---------- Material for the task ----------

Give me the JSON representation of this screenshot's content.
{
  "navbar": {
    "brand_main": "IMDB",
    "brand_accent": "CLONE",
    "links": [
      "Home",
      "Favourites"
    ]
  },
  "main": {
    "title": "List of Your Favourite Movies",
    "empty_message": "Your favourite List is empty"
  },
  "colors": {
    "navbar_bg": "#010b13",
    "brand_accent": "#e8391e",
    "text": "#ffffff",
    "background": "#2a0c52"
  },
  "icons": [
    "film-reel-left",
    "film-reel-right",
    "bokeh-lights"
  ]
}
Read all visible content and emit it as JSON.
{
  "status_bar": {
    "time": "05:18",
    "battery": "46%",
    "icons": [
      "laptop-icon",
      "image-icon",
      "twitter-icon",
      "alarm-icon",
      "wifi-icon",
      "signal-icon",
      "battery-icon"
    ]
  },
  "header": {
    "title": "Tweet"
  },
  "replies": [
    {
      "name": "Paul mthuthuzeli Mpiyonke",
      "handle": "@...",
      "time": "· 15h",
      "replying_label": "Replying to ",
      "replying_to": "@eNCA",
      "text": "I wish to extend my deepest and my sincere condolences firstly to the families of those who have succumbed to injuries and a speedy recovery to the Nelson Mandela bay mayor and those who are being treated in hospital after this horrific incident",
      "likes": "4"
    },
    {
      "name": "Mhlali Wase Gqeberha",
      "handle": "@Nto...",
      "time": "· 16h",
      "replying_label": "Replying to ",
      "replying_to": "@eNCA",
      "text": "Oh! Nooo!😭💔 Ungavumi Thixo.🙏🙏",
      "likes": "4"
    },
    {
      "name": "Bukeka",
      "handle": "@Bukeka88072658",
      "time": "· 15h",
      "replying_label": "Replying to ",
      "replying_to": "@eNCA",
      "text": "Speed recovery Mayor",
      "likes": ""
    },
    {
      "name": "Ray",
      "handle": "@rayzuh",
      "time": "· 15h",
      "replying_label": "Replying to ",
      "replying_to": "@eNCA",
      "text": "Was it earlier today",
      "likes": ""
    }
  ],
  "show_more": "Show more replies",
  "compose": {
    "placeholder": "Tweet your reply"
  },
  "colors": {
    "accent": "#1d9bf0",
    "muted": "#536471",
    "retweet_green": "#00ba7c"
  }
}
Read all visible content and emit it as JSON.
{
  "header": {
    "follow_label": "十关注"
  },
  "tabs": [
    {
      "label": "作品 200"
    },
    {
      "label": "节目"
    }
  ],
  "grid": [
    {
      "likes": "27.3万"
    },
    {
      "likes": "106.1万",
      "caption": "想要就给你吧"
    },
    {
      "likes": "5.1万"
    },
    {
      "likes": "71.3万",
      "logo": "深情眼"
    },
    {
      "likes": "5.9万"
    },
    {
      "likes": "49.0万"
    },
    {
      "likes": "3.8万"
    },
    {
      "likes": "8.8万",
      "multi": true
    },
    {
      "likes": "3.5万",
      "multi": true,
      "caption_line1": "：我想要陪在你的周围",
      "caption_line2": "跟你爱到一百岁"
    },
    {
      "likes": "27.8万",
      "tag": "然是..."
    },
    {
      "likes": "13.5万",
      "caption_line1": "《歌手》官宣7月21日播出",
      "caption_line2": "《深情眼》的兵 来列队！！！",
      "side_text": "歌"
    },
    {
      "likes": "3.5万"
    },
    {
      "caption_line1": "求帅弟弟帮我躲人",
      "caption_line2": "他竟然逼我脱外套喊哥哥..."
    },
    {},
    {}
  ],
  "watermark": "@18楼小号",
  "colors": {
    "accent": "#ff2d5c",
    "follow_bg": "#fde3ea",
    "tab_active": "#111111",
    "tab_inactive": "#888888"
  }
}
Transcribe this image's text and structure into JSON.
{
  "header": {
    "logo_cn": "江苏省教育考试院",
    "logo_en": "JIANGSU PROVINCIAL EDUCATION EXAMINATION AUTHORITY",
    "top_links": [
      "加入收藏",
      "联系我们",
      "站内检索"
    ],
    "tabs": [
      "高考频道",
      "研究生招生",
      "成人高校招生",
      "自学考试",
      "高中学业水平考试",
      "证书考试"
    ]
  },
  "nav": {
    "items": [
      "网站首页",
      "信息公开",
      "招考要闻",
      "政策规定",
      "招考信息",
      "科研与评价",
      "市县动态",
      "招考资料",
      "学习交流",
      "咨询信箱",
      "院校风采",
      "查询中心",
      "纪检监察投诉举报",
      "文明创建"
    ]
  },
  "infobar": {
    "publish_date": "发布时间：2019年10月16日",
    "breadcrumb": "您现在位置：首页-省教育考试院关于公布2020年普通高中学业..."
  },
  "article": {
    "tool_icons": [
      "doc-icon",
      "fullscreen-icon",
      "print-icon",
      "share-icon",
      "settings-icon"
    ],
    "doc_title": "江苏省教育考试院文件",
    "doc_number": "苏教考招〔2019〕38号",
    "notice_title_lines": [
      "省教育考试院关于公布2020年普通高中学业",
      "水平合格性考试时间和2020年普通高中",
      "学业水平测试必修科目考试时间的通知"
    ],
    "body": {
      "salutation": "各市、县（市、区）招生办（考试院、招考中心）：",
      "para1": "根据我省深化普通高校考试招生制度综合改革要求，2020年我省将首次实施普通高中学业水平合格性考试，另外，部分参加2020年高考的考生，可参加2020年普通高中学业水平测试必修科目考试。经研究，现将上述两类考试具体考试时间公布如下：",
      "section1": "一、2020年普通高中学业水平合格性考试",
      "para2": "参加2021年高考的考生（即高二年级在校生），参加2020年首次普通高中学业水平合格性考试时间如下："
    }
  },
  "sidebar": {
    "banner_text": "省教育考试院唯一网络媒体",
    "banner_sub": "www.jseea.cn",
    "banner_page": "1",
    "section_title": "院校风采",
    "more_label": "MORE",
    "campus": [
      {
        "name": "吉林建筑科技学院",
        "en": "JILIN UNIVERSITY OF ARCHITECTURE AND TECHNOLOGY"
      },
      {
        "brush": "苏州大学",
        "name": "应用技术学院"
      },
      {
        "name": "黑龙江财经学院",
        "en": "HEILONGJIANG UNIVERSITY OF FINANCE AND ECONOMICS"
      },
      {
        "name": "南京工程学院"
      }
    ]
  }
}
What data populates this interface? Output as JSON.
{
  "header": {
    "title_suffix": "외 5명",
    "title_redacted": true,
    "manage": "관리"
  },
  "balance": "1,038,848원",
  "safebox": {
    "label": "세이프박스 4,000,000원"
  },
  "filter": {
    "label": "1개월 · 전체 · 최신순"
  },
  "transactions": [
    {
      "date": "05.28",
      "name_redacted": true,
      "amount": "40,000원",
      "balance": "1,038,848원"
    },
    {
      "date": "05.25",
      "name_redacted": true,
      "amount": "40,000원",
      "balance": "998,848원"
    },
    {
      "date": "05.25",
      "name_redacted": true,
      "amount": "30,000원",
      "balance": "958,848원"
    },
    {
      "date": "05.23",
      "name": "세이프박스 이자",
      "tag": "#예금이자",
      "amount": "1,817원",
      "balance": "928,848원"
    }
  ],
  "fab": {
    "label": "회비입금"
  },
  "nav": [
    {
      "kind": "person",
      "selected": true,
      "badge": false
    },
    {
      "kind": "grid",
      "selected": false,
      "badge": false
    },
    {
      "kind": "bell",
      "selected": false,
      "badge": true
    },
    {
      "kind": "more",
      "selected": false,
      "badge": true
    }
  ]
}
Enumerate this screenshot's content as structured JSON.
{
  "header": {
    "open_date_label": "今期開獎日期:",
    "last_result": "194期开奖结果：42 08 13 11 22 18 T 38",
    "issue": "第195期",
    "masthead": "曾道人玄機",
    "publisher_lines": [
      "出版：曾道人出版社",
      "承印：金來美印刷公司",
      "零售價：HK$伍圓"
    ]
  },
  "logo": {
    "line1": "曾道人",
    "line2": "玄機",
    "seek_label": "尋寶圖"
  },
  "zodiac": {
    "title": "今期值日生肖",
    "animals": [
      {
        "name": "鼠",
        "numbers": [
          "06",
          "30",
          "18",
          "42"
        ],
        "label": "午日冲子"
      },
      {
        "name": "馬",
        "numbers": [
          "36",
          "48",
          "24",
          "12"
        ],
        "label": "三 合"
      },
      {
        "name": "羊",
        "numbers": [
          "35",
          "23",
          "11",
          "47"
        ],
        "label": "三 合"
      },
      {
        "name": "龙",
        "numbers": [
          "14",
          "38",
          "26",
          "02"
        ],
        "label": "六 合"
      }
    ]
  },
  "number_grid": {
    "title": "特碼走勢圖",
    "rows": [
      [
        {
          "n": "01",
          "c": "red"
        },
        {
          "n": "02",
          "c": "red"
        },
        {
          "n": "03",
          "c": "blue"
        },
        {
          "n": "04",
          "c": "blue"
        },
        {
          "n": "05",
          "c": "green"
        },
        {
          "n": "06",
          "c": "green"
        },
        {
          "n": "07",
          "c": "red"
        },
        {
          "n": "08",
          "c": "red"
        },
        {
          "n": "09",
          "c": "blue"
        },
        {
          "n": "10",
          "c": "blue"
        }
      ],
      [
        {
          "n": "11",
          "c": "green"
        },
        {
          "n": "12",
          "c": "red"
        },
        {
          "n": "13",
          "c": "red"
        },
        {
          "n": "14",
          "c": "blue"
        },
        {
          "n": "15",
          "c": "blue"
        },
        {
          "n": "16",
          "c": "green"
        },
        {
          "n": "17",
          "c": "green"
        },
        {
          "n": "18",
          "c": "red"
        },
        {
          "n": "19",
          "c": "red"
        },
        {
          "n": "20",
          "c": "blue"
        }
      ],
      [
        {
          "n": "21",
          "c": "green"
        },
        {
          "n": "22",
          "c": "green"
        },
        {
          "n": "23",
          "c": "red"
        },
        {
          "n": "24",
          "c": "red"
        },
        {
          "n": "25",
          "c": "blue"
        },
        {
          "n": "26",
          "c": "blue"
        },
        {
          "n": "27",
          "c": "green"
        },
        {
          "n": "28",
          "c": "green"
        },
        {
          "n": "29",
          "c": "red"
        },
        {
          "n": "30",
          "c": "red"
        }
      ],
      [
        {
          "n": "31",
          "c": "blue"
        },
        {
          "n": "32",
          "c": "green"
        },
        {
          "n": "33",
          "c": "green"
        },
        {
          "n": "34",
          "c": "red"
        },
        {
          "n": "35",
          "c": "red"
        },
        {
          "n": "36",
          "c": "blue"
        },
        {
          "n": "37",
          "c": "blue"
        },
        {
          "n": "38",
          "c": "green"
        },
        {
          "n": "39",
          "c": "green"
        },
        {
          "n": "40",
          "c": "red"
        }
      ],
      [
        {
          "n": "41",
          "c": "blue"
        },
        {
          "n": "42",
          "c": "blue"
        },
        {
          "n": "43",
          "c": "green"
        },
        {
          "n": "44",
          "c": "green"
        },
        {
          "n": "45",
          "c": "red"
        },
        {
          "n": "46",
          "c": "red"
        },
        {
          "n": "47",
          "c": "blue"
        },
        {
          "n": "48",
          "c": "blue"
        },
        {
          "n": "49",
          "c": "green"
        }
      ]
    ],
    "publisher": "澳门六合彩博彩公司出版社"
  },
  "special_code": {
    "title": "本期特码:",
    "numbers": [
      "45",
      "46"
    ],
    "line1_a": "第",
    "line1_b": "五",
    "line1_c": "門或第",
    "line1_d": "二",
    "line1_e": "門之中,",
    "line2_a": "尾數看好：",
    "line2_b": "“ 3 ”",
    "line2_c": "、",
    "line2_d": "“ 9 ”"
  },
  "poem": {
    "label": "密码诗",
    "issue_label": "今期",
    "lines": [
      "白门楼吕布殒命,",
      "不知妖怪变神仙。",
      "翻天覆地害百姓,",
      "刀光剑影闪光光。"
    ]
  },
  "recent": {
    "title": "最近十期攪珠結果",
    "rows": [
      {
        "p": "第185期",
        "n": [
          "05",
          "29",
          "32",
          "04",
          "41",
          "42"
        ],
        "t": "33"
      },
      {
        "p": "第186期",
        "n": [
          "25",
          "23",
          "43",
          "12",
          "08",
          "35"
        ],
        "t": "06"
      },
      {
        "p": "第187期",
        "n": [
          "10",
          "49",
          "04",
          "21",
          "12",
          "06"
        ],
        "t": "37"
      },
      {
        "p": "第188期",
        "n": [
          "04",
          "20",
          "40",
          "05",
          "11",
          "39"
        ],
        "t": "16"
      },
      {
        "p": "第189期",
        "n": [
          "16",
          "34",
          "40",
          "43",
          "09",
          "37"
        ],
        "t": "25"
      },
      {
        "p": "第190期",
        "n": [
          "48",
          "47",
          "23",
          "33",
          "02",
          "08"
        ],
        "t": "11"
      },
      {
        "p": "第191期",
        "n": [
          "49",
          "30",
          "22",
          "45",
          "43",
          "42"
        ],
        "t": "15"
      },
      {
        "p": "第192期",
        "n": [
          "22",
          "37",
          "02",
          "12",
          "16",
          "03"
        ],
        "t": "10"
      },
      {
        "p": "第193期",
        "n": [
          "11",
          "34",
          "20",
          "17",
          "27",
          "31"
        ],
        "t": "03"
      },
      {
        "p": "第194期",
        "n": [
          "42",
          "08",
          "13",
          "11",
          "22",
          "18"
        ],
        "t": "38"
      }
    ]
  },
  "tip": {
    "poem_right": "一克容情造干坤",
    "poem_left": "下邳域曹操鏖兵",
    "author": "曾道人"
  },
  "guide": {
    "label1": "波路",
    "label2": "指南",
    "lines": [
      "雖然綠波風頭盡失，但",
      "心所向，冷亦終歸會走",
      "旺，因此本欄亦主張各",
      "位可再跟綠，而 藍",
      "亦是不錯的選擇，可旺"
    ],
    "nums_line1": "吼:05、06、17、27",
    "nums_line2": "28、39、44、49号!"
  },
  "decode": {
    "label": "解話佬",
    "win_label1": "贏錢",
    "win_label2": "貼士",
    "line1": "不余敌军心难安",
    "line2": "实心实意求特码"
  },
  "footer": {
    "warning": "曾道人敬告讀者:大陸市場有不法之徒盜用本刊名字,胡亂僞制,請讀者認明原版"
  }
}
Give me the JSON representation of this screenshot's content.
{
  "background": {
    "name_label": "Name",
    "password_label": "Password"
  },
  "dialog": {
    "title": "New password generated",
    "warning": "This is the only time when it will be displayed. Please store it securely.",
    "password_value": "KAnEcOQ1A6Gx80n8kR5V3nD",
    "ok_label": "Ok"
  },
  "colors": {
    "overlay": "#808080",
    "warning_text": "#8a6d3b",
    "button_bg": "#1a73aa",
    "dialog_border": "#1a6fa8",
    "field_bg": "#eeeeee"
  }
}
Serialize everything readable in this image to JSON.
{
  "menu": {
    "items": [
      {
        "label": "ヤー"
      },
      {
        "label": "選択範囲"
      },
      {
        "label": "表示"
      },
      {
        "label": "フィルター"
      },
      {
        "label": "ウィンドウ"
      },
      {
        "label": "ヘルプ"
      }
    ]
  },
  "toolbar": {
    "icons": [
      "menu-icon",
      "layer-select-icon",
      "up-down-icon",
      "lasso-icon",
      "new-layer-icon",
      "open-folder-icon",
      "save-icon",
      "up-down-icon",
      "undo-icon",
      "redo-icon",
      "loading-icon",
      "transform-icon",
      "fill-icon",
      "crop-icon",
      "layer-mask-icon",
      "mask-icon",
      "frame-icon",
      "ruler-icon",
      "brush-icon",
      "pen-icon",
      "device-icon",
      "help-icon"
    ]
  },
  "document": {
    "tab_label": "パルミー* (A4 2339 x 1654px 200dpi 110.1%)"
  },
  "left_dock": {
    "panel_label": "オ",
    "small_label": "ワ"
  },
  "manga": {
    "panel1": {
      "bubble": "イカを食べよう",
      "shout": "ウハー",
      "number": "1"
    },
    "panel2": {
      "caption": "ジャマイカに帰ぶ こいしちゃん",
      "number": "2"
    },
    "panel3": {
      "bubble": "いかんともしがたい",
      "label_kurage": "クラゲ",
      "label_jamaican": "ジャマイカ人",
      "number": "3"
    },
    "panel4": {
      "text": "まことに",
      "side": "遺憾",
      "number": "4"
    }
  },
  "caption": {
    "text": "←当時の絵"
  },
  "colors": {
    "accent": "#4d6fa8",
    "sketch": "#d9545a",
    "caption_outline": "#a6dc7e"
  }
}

----------

Task requirements → Your answer should consist only of the lines from the one with "Serialize everything readable" through the end of the data above, reproduced exactly.

Correct response →
Serialize everything readable in this image to JSON.
{
  "menu": {
    "items": [
      {
        "label": "ヤー"
      },
      {
        "label": "選択範囲"
      },
      {
        "label": "表示"
      },
      {
        "label": "フィルター"
      },
      {
        "label": "ウィンドウ"
      },
      {
        "label": "ヘルプ"
      }
    ]
  },
  "toolbar": {
    "icons": [
      "menu-icon",
      "layer-select-icon",
      "up-down-icon",
      "lasso-icon",
      "new-layer-icon",
      "open-folder-icon",
      "save-icon",
      "up-down-icon",
      "undo-icon",
      "redo-icon",
      "loading-icon",
      "transform-icon",
      "fill-icon",
      "crop-icon",
      "layer-mask-icon",
      "mask-icon",
      "frame-icon",
      "ruler-icon",
      "brush-icon",
      "pen-icon",
      "device-icon",
      "help-icon"
    ]
  },
  "document": {
    "tab_label": "パルミー* (A4 2339 x 1654px 200dpi 110.1%)"
  },
  "left_dock": {
    "panel_label": "オ",
    "small_label": "ワ"
  },
  "manga": {
    "panel1": {
      "bubble": "イカを食べよう",
      "shout": "ウハー",
      "number": "1"
    },
    "panel2": {
      "caption": "ジャマイカに帰ぶ こいしちゃん",
      "number": "2"
    },
    "panel3": {
      "bubble": "いかんともしがたい",
      "label_kurage": "クラゲ",
      "label_jamaican": "ジャマイカ人",
      "number": "3"
    },
    "panel4": {
      "text": "まことに",
      "side": "遺憾",
      "number": "4"
    }
  },
  "caption": {
    "text": "←当時の絵"
  },
  "colors": {
    "accent": "#4d6fa8",
    "sketch": "#d9545a",
    "caption_outline": "#a6dc7e"
  }
}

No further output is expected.